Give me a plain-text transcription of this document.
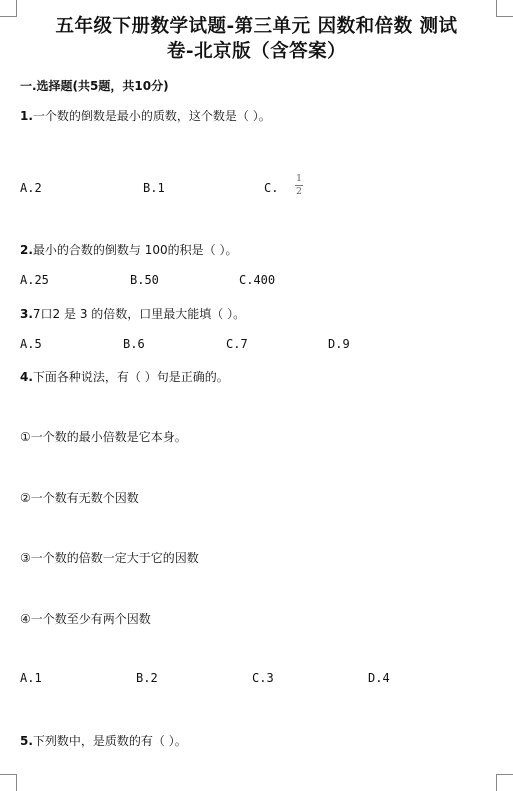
五年级下册数学试题-第三单元 因数和倍数 测试
卷-北京版（含答案）
一.选择题(共5题，共10分)
1.一个数的倒数是最小的质数，这个数是（ ）。
A.2	B.1	C. $\frac{1}{2}$
2.最小的合数的倒数与 100的积是（ ）。
A.25	B.50	C.400
3.7口2 是 3 的倍数，口里最大能填（ ）。
A.5	B.6	C.7	D.9
4.下面各种说法，有（ ）句是正确的。
①一个数的最小倍数是它本身。
②一个数有无数个因数
③一个数的倍数一定大于它的因数
④一个数至少有两个因数
A.1	B.2	C.3	D.4
5.下列数中，是质数的有（ ）。
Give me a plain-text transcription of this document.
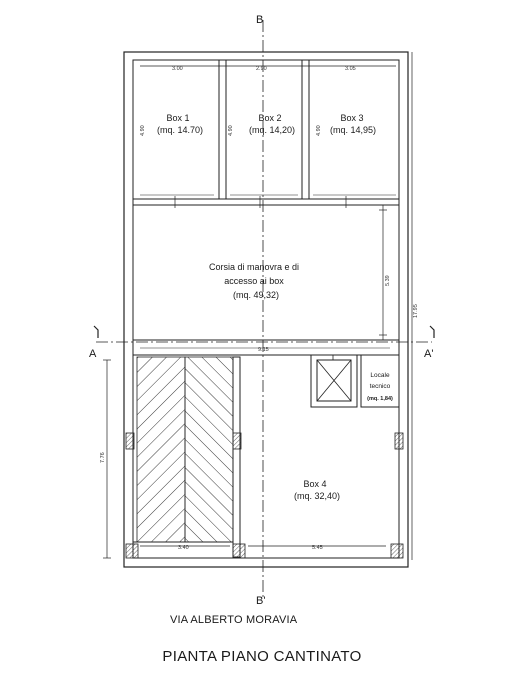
B
B'
A	A'
3.00	2.90	3.05
4.90	4.90	4.90
5.39
17.95
9.15
3.40	5.45
7.76
Box 1
(mq. 14.70)
Box 2
(mq. 14,20)
Box 3
(mq. 14,95)
Corsia di manovra e di
accesso ai box
(mq. 49,32)
Locale
tecnico
(mq. 1,84)
Box 4
(mq. 32,40)
VIA ALBERTO MORAVIA
PIANTA PIANO CANTINATO
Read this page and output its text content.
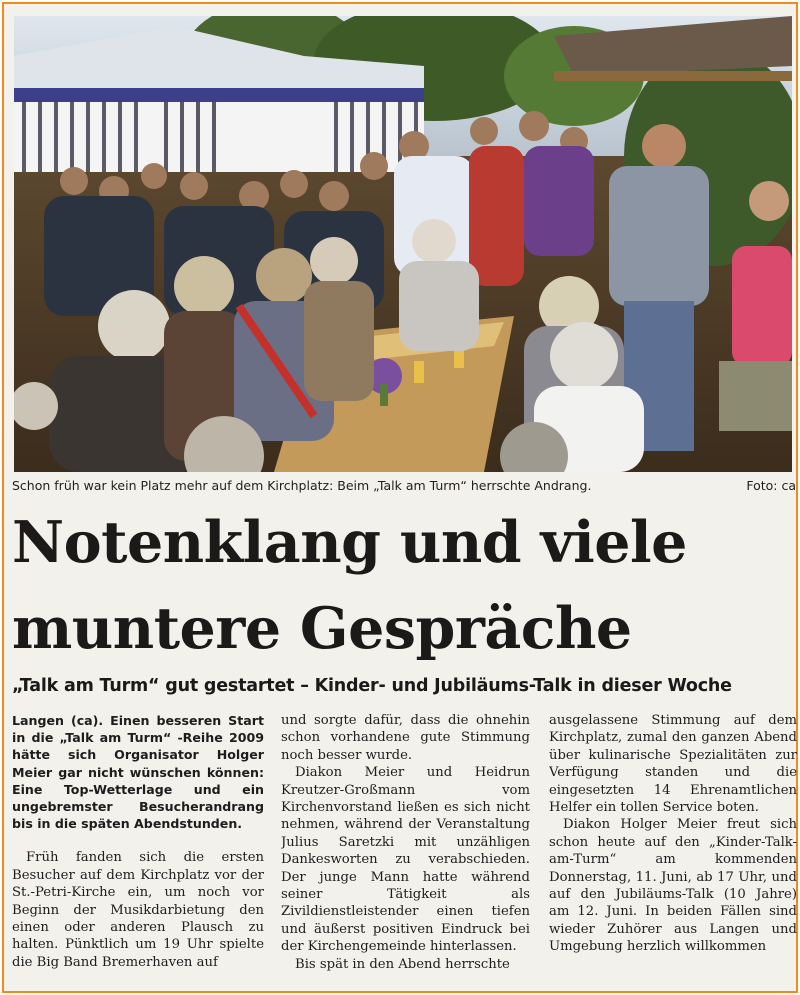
Schon früh war kein Platz mehr auf dem Kirchplatz: Beim „Talk am Turm“ herrschte Andrang.	Foto: ca
Notenklang und viele
muntere Gespräche
„Talk am Turm“ gut gestartet – Kinder- und Jubiläums-Talk in dieser Woche

Langen (ca). Einen besseren Start in die „Talk am Turm“ -Reihe 2009 hätte sich Organisator Holger Meier gar nicht wünschen können: Eine Top-Wetterlage und ein ungebremster Besucherandrang bis in die späten Abendstunden.

Früh fanden sich die ersten Besucher auf dem Kirchplatz vor der St.-Petri-Kirche ein, um noch vor Beginn der Musikdarbietung den einen oder anderen Plausch zu halten. Pünktlich um 19 Uhr spielte die Big Band Bremerhaven auf

und sorgte dafür, dass die ohnehin schon vorhandene gute Stimmung noch besser wurde.

Diakon Meier und Heidrun Kreutzer-Großmann vom Kirchenvorstand ließen es sich nicht nehmen, während der Veranstaltung Julius Saretzki mit unzähligen Dankesworten zu verabschieden. Der junge Mann hatte während seiner Tätigkeit als Zivildienstleistender einen tiefen und äußerst positiven Eindruck bei der Kirchengemeinde hinterlassen.

Bis spät in den Abend herrschte

ausgelassene Stimmung auf dem Kirchplatz, zumal den ganzen Abend über kulinarische Spezialitäten zur Verfügung standen und die eingesetzten 14 Ehrenamtlichen Helfer ein tollen Service boten.

Diakon Holger Meier freut sich schon heute auf den „Kinder-Talk-am-Turm“ am kommenden Donnerstag, 11. Juni, ab 17 Uhr, und auf den Jubiläums-Talk (10 Jahre) am 12. Juni. In beiden Fällen sind wieder Zuhörer aus Langen und Umgebung herzlich willkommen
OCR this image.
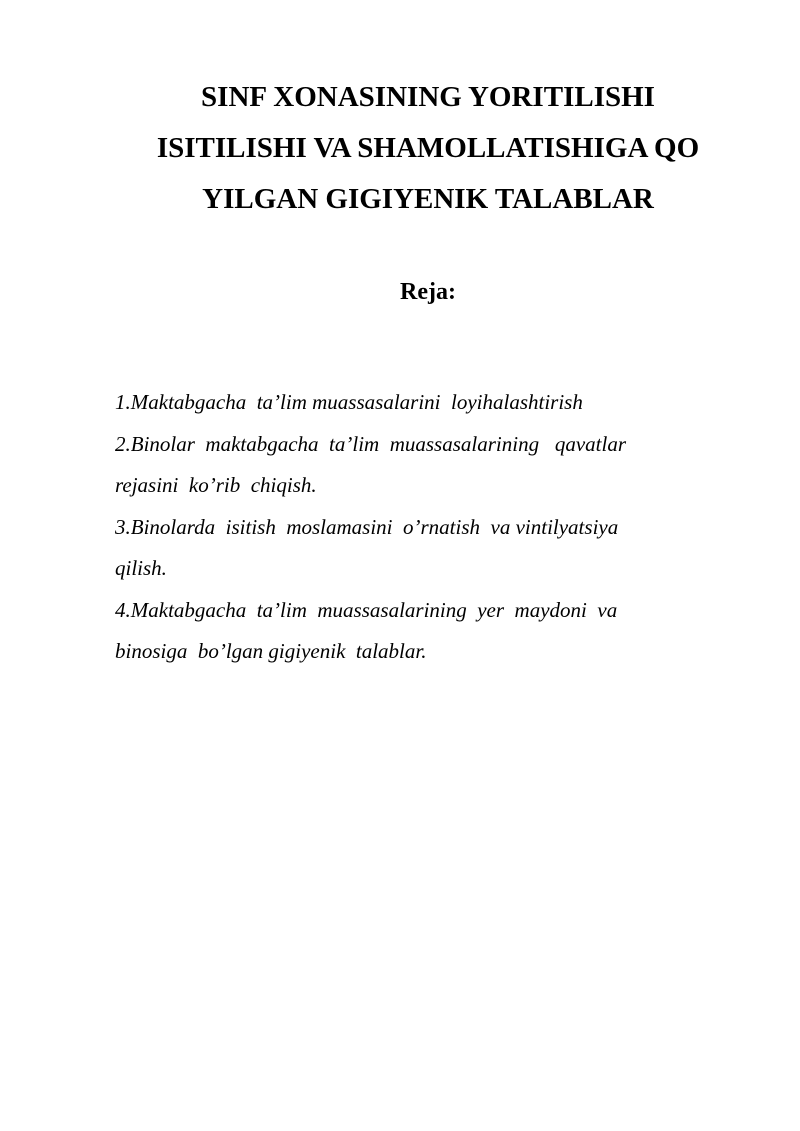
SINF XONASINING YORITILISHI
ISITILISHI VA SHAMOLLATISHIGA QO
YILGAN GIGIYENIK TALABLAR
Reja:
1.Maktabgacha  ta’lim muassasalarini  loyihalashtirish
2.Binolar  maktabgacha  ta’lim  muassasalarining   qavatlar
rejasini  ko’rib  chiqish.
3.Binolarda  isitish  moslamasini  o’rnatish  va vintilyatsiya
qilish.
4.Maktabgacha  ta’lim  muassasalarining  yer  maydoni  va
binosiga  bo’lgan gigiyenik  talablar.
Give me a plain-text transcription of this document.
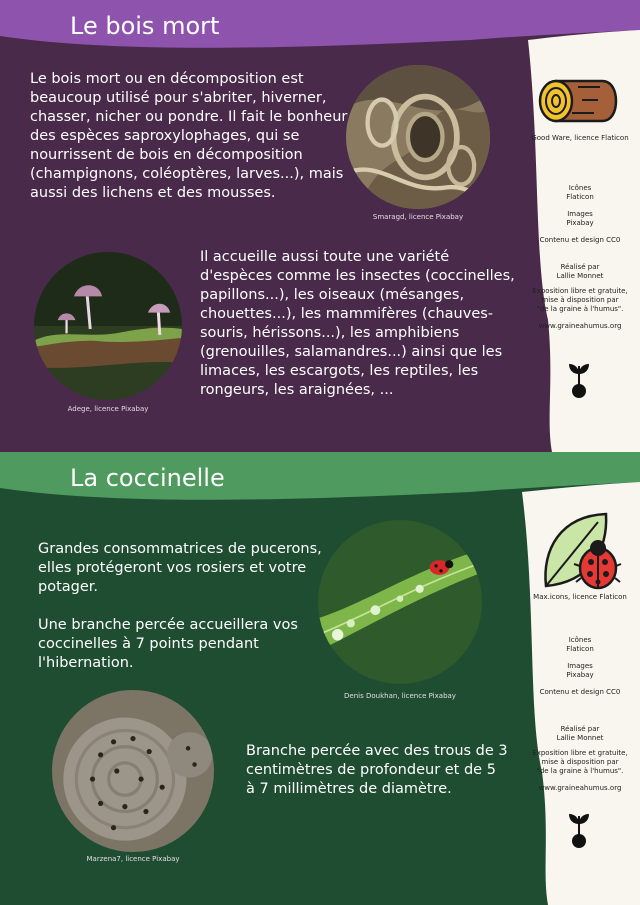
Le bois mort

Le bois mort ou en décomposition est beaucoup utilisé pour s'abriter, hiverner, chasser, nicher ou pondre. Il fait le bonheur des espèces saproxylophages, qui se nourrissent de bois en décomposition (champignons, coléoptères, larves...), mais aussi des lichens et des mousses.

Smaragd, licence Pixabay
Adege, licence Pixabay

Il accueille aussi toute une variété d'espèces comme les insectes (coccinelles, papillons...), les oiseaux (mésanges, chouettes...), les mammifères (chauves-souris, hérissons...), les amphibiens (grenouilles, salamandres...) ainsi que les limaces, les escargots, les reptiles, les rongeurs, les araignées, ...

Good Ware, licence Flaticon
Icônes
Flaticon
Images
Pixabay
Contenu et design CC0
Réalisé par
Lallie Monnet
Exposition libre et gratuite,
mise à disposition par
"de la graine à l'humus".
www.graineahumus.org
La coccinelle

Grandes consommatrices de pucerons, elles protégeront vos rosiers et votre potager.

Une branche percée accueillera vos coccinelles à 7 points pendant l'hibernation.

Denis Doukhan, licence Pixabay
Marzena7, licence Pixabay

Branche percée avec des trous de 3 centimètres de profondeur et de 5 à 7 millimètres de diamètre.

Max.icons, licence Flaticon
Icônes
Flaticon
Images
Pixabay
Contenu et design CC0
Réalisé par
Lallie Monnet
Exposition libre et gratuite,
mise à disposition par
"de la graine à l'humus".
www.graineahumus.org
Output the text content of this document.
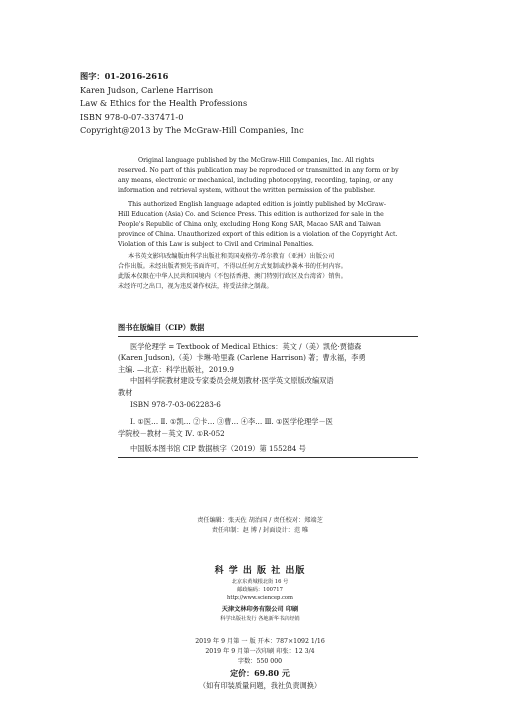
图字：01-2016-2616
Karen Judson, Carlene Harrison
Law & Ethics for the Health Professions
ISBN 978-0-07-337471-0
Copyright@2013 by The McGraw-Hill Companies, Inc
Original language published by the McGraw-Hill Companies, Inc. All rights
reserved. No part of this publication may be reproduced or transmitted in any form or by
any means, electronic or mechanical, including photocopying, recording, taping, or any
information and retrieval system, without the written permission of the publisher.
This authorized English language adapted edition is jointly published by McGraw-
Hill Education (Asia) Co. and Science Press. This edition is authorized for sale in the
People's Republic of China only, excluding Hong Kong SAR, Macao SAR and Taiwan
province of China. Unauthorized export of this edition is a violation of the Copyright Act.
Violation of this Law is subject to Civil and Criminal Penalties.
本书英文影印改编版由科学出版社和美国麦格劳-希尔教育（亚洲）出版公司
合作出版。未经出版者预先书面许可，不得以任何方式复制或抄袭本书的任何内容。
此版本仅限在中华人民共和国境内（不包括香港、澳门特别行政区及台湾省）销售。
未经许可之出口，视为违反著作权法，将受法律之制裁。
图书在版编目（CIP）数据
医学伦理学 = Textbook of Medical Ethics：英文 /（美）凯伦·贾德森
(Karen Judson),（美）卡琳·哈里森 (Carlene Harrison) 著；曹永福，李勇
主编. —北京：科学出版社，2019.9
中国科学院教材建设专家委员会规划教材·医学英文原版改编双语
教材
ISBN 978-7-03-062283-6
Ⅰ. ①医… Ⅱ. ①凯… ②卡… ③曹… ④李… Ⅲ. ①医学伦理学－医
学院校－教材－英文 Ⅳ. ①R-052
中国版本图书馆 CIP 数据核字（2019）第 155284 号
责任编辑：张天佐 胡治国 / 责任校对：郑端芝
责任印制：赵 博 / 封面设计：范 唯
科 学 出 版 社 出版
北京东黄城根北街 16 号
邮政编码：100717
http://www.sciencep.com
天津文林印务有限公司 印刷
科学出版社发行 各地新华书店经销
2019 年 9 月第 一 版 开本：787×1092 1/16
2019 年 9 月第一次印刷 印张：12 3/4
字数：550 000
定价：69.80 元
（如有印装质量问题，我社负责调换）
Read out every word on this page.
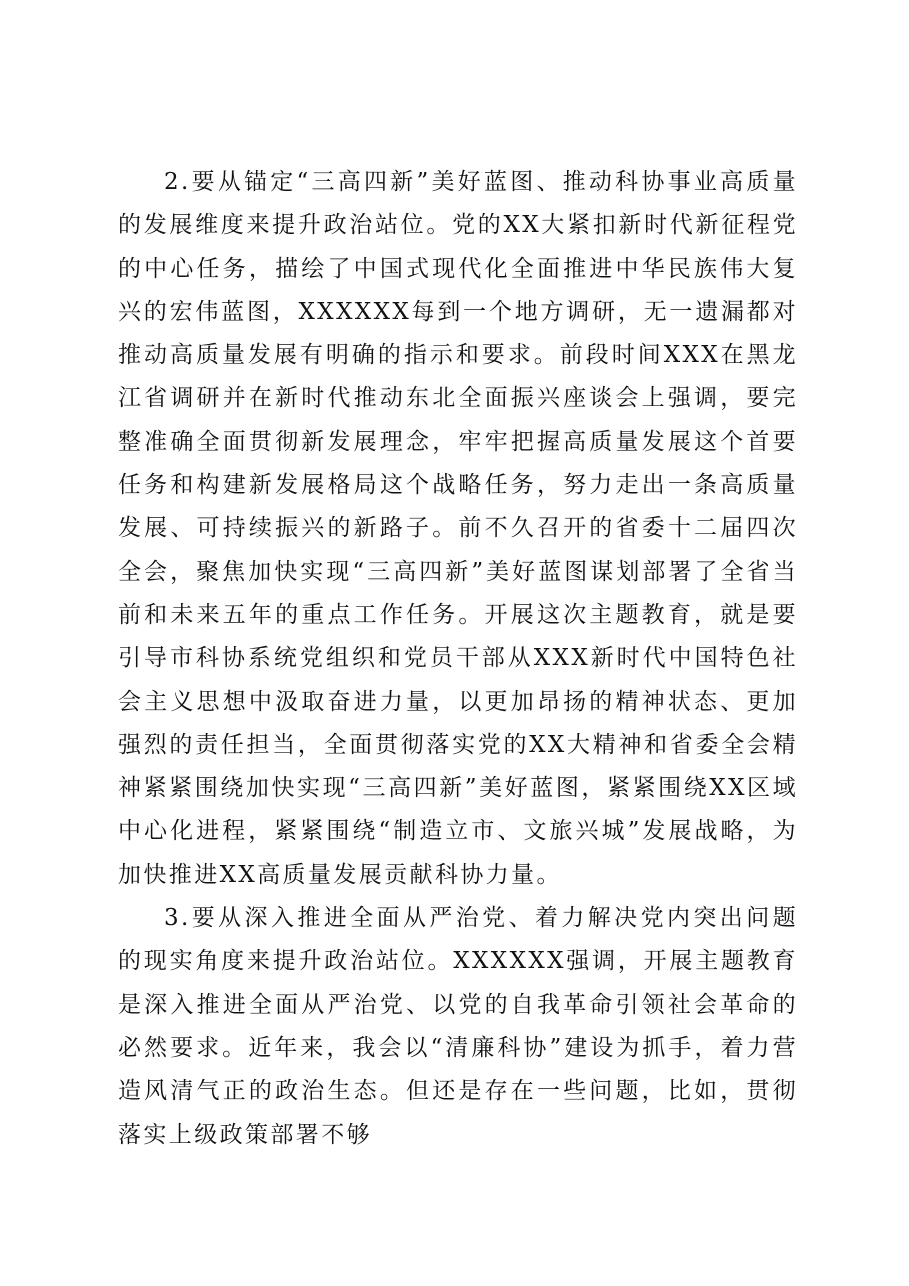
2.要从锚定“三高四新”美好蓝图、推动科协事业高质量的发展维度来提升政治站位。党的XX大紧扣新时代新征程党的中心任务，描绘了中国式现代化全面推进中华民族伟大复兴的宏伟蓝图，XXXXXX每到一个地方调研，无一遗漏都对推动高质量发展有明确的指示和要求。前段时间XXX在黑龙江省调研并在新时代推动东北全面振兴座谈会上强调，要完整准确全面贯彻新发展理念，牢牢把握高质量发展这个首要任务和构建新发展格局这个战略任务，努力走出一条高质量发展、可持续振兴的新路子。前不久召开的省委十二届四次全会，聚焦加快实现“三高四新”美好蓝图谋划部署了全省当前和未来五年的重点工作任务。开展这次主题教育，就是要引导市科协系统党组织和党员干部从XXX新时代中国特色社会主义思想中汲取奋进力量，以更加昂扬的精神状态、更加强烈的责任担当，全面贯彻落实党的XX大精神和省委全会精神紧紧围绕加快实现“三高四新”美好蓝图，紧紧围绕XX区域中心化进程，紧紧围绕“制造立市、文旅兴城”发展战略，为加快推进XX高质量发展贡献科协力量。

3.要从深入推进全面从严治党、着力解决党内突出问题的现实角度来提升政治站位。XXXXXX强调，开展主题教育是深入推进全面从严治党、以党的自我革命引领社会革命的必然要求。近年来，我会以“清廉科协”建设为抓手，着力营造风清气正的政治生态。但还是存在一些问题，比如，贯彻落实上级政策部署不够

▬▬▬▬▬▬▬▬▬▬

_PROMPT_
In the material above, how many lines hold the word "mort"? Say only the number.

_REPLY TO THE EXERCISE_
2